**EXTRACTED TEXT:**
::::::::::

IRONMAN is such an intense race. And I believe that everyone who chooses to do it, has a reason. This is not a race that anyone just half asses or does on a whim. I had a conversation with a man that weekend who was signing up because he had lost 200 pounds, and his doctors told him he wouldn't live past 50. As he told his story, he was shaky and bleary eyed. I couldn't help but be so fucking inspired by this guy. I also watched people that weekend that were the opposite of what you expect an Ironman to look like, cross the finish line. They were the true inspirations. Even talking about Ironman, and watching the finish line videos of races across the world makes me cry. Every. Damn. Time.
My reasons for doing it may not be dramatic, or even inspiring, but that's ok with me. I think a lot of why I love doing triathlons comes from who I was all the way back from my childhood, and the fact that I always have been a loner. I am at my best when I am competing, and who's better competition than my own mind and body? But of course there is more to it than that. Most people that know me now, do not know the struggle I had in my late teens and early 20's. Which I don't typically divulge to most, but I think it speaks volumes as to why I am the person I am today.
High school was hard for me, as I never felt like I fit in, or had a clear voice. I did sports in the first two years, but then I took a turn in a different direction in the last two years of school. I came into a persona of being the party girl. I drank. I smoked. I did drugs. I dressed like I didn't give a shit what anyone thought. Looking back now I get that all of these things were rooted in my insecurities, but for a 17 year old girl who never felt popular, these things changed my life. Being the girl who had a good time meant that everyone wanted to have a good time with me. And I rode that high all the way into my twenties. I had a career as a bartender, and I found that in that industry I could make the party last forever. Between drinking before/at/after work, I never had to spend a moment sober to actually feel things and process the realities of life. But this was not a sustainable way of life. I began to reevaluate what I wanted out of life, and what I was capable of. I had become much more confident, and I knew that I wanted to leave a lasting mark in this world. I wanted to have an exciting and real life, and I wanted that life to begin. I was sick of every story beginning with, "Remember that one time we were so wasted...", or having every story involve Jameson or Rumplemintz. Sure I had a great time, and I don't regret any of the things I have done. But there had to be more to life.

::::::::::

**WORK INSTRUCTIONS:**
• A. Answer these questions about the Ironman essay:
(i) How many pounds had the man the writer talked with that weekend lost?
(ii) What career did the writer have in the party years?
(iii) Which two drinks does the writer say were in every story?
• B. Proceed with the personal essay about Ironman, writing on from its last sentence.

**Data extracted from a collection:**
::::::::::

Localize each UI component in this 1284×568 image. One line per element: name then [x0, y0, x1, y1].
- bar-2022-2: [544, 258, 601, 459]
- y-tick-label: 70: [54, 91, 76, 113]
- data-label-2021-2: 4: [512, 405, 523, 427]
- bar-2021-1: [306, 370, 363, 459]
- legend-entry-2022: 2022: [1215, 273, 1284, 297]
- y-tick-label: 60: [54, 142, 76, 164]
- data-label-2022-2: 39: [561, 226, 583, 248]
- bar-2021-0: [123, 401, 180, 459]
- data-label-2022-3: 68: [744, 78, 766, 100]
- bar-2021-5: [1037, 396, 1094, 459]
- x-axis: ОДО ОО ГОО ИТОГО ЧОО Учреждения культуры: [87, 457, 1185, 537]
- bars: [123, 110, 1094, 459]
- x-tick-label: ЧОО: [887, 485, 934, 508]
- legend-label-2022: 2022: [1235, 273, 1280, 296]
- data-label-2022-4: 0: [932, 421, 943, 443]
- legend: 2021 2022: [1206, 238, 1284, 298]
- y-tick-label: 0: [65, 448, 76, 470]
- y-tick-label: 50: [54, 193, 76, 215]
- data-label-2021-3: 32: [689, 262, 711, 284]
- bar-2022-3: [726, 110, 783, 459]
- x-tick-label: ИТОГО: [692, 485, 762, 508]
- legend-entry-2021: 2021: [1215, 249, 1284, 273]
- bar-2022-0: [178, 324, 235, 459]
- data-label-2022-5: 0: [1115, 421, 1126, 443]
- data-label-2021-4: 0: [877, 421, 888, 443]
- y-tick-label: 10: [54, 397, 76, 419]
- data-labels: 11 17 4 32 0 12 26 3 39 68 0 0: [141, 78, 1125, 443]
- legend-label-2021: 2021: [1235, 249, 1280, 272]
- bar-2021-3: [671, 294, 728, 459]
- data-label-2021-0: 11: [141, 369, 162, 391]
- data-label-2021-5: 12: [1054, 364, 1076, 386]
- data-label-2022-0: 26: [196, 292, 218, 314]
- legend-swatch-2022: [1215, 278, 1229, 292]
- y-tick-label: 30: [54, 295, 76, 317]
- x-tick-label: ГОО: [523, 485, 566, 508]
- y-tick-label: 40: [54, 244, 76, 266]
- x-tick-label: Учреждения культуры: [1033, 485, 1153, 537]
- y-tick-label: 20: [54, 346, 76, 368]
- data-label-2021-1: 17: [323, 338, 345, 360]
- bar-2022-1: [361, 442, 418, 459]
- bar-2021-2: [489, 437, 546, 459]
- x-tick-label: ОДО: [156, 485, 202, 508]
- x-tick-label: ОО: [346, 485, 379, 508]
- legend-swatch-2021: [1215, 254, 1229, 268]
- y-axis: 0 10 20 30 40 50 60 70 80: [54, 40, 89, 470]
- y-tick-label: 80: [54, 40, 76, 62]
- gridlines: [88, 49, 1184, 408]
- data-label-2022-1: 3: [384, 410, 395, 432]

::::::::::

**TASK-BY-TASK OUTPUTS:**
• A.
(i) 200 pounds
(ii) Bartender
(iii) Jameson and Rumplemintz

• B.
As I approached my 30's I knew I had to do something different. So I started by quitting smoking. My husband wasn't a huge fan anyways, plus it was getting to be so expensive. And with that I trained to run my first half marathon. The endorphin high from that race was enough to propel me far enough away from the toxic life I was living, into a whole different world. I started to trade my late nights out for early morning runs around the lake. I skipped happy hours to go to the gym. I unwound after work with a yoga class, instead of a shot and a beer. I started to rebuild friendships and relationships that had fallen by the wayside in my partying haze. My life was going in a completely different direction. And it felt good. And to this day, it still feels good.
I know that everything in my life has made me who I am today. I would never take back the things I have done, but I can only hope that the things I do in the future will be even more epic. I am going to leave a legacy that I can be proud of. I love my family, I love my friends, and most importantly, I finally love myself.
I love myself enough to know I have it in me to become an IRONMAN.